▶ DATA SUPPLIED
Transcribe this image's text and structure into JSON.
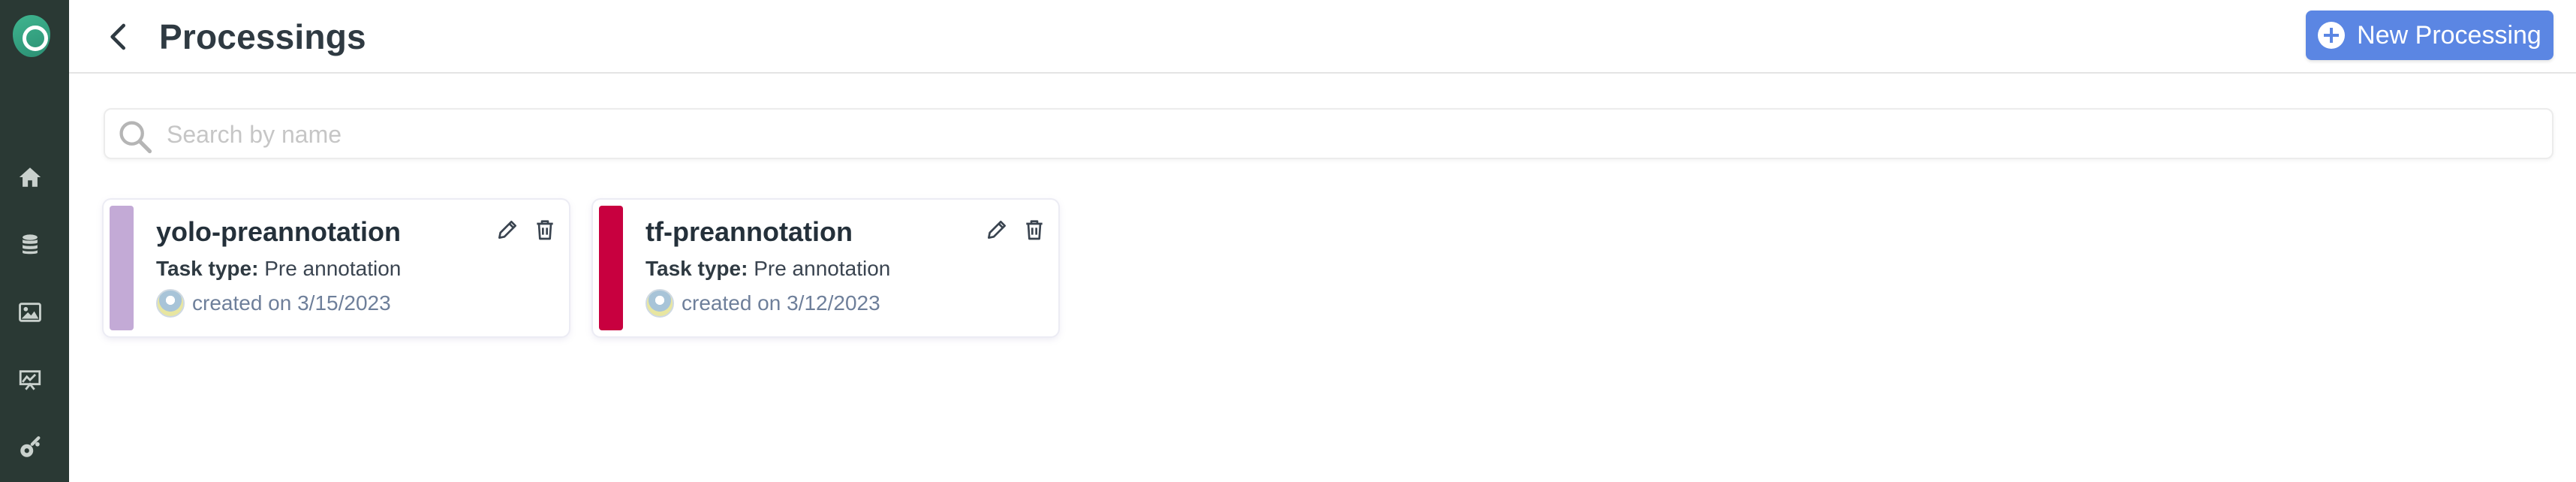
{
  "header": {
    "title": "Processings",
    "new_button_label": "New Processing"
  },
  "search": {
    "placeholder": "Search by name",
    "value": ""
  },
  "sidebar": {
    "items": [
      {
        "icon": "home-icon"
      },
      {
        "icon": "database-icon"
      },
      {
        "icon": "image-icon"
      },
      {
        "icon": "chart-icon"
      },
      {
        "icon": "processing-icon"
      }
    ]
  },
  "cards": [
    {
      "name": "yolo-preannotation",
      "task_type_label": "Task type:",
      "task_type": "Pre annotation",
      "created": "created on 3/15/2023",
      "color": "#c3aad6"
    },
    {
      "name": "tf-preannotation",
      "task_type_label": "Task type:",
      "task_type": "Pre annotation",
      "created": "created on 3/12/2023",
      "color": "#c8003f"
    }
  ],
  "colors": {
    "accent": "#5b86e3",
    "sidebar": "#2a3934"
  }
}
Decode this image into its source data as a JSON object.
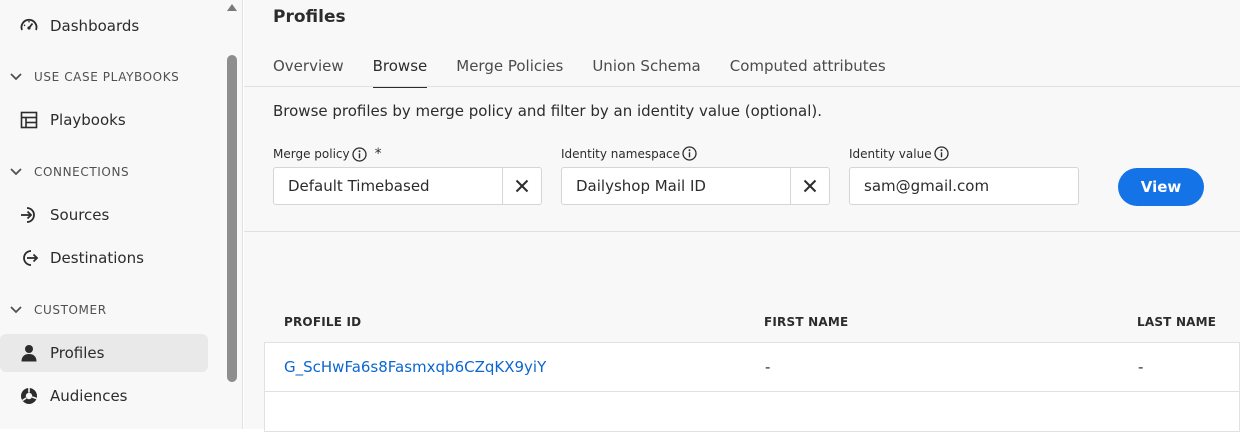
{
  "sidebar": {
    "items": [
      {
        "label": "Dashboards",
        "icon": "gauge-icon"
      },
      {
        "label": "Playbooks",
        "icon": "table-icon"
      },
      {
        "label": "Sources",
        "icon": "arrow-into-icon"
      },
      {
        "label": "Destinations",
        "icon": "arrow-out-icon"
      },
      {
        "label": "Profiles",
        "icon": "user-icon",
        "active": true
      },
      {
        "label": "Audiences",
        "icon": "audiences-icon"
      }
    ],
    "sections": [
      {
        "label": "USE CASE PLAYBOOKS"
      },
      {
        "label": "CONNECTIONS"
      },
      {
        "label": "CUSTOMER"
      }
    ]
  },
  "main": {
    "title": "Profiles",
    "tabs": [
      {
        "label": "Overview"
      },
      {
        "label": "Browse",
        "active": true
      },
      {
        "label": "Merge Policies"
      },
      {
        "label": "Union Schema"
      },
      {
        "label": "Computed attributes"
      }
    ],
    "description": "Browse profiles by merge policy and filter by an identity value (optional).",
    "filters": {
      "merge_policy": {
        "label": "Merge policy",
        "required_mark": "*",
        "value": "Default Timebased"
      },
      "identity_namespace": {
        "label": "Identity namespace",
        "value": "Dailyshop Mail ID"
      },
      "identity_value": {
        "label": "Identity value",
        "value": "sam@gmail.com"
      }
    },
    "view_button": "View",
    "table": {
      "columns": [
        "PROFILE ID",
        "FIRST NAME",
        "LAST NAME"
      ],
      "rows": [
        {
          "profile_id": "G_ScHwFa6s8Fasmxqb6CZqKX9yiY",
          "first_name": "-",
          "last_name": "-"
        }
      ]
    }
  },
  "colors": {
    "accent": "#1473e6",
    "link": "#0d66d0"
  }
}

▶ EXERCISE DETAILS
Retype all entries exactly as they appear, dropping the images.

▶ EXERCISE ANSWER
Transcribe this image's text and structure into JSON.
{
  "header": {
    "title": "Processings",
    "new_button_label": "New Processing"
  },
  "search": {
    "placeholder": "Search by name",
    "value": ""
  },
  "sidebar": {
    "items": [
      {
        "icon": "home-icon"
      },
      {
        "icon": "database-icon"
      },
      {
        "icon": "image-icon"
      },
      {
        "icon": "chart-icon"
      },
      {
        "icon": "processing-icon"
      }
    ]
  },
  "cards": [
    {
      "name": "yolo-preannotation",
      "task_type_label": "Task type:",
      "task_type": "Pre annotation",
      "created": "created on 3/15/2023",
      "color": "#c3aad6"
    },
    {
      "name": "tf-preannotation",
      "task_type_label": "Task type:",
      "task_type": "Pre annotation",
      "created": "created on 3/12/2023",
      "color": "#c8003f"
    }
  ],
  "colors": {
    "accent": "#5b86e3",
    "sidebar": "#2a3934"
  }
}
Decode this image into its source data as a JSON object.
{
  "sidebar": {
    "items": [
      {
        "label": "Dashboards",
        "icon": "gauge-icon"
      },
      {
        "label": "Playbooks",
        "icon": "table-icon"
      },
      {
        "label": "Sources",
        "icon": "arrow-into-icon"
      },
      {
        "label": "Destinations",
        "icon": "arrow-out-icon"
      },
      {
        "label": "Profiles",
        "icon": "user-icon",
        "active": true
      },
      {
        "label": "Audiences",
        "icon": "audiences-icon"
      }
    ],
    "sections": [
      {
        "label": "USE CASE PLAYBOOKS"
      },
      {
        "label": "CONNECTIONS"
      },
      {
        "label": "CUSTOMER"
      }
    ]
  },
  "main": {
    "title": "Profiles",
    "tabs": [
      {
        "label": "Overview"
      },
      {
        "label": "Browse",
        "active": true
      },
      {
        "label": "Merge Policies"
      },
      {
        "label": "Union Schema"
      },
      {
        "label": "Computed attributes"
      }
    ],
    "description": "Browse profiles by merge policy and filter by an identity value (optional).",
    "filters": {
      "merge_policy": {
        "label": "Merge policy",
        "required_mark": "*",
        "value": "Default Timebased"
      },
      "identity_namespace": {
        "label": "Identity namespace",
        "value": "Dailyshop Mail ID"
      },
      "identity_value": {
        "label": "Identity value",
        "value": "sam@gmail.com"
      }
    },
    "view_button": "View",
    "table": {
      "columns": [
        "PROFILE ID",
        "FIRST NAME",
        "LAST NAME"
      ],
      "rows": [
        {
          "profile_id": "G_ScHwFa6s8Fasmxqb6CZqKX9yiY",
          "first_name": "-",
          "last_name": "-"
        }
      ]
    }
  },
  "colors": {
    "accent": "#1473e6",
    "link": "#0d66d0"
  }
}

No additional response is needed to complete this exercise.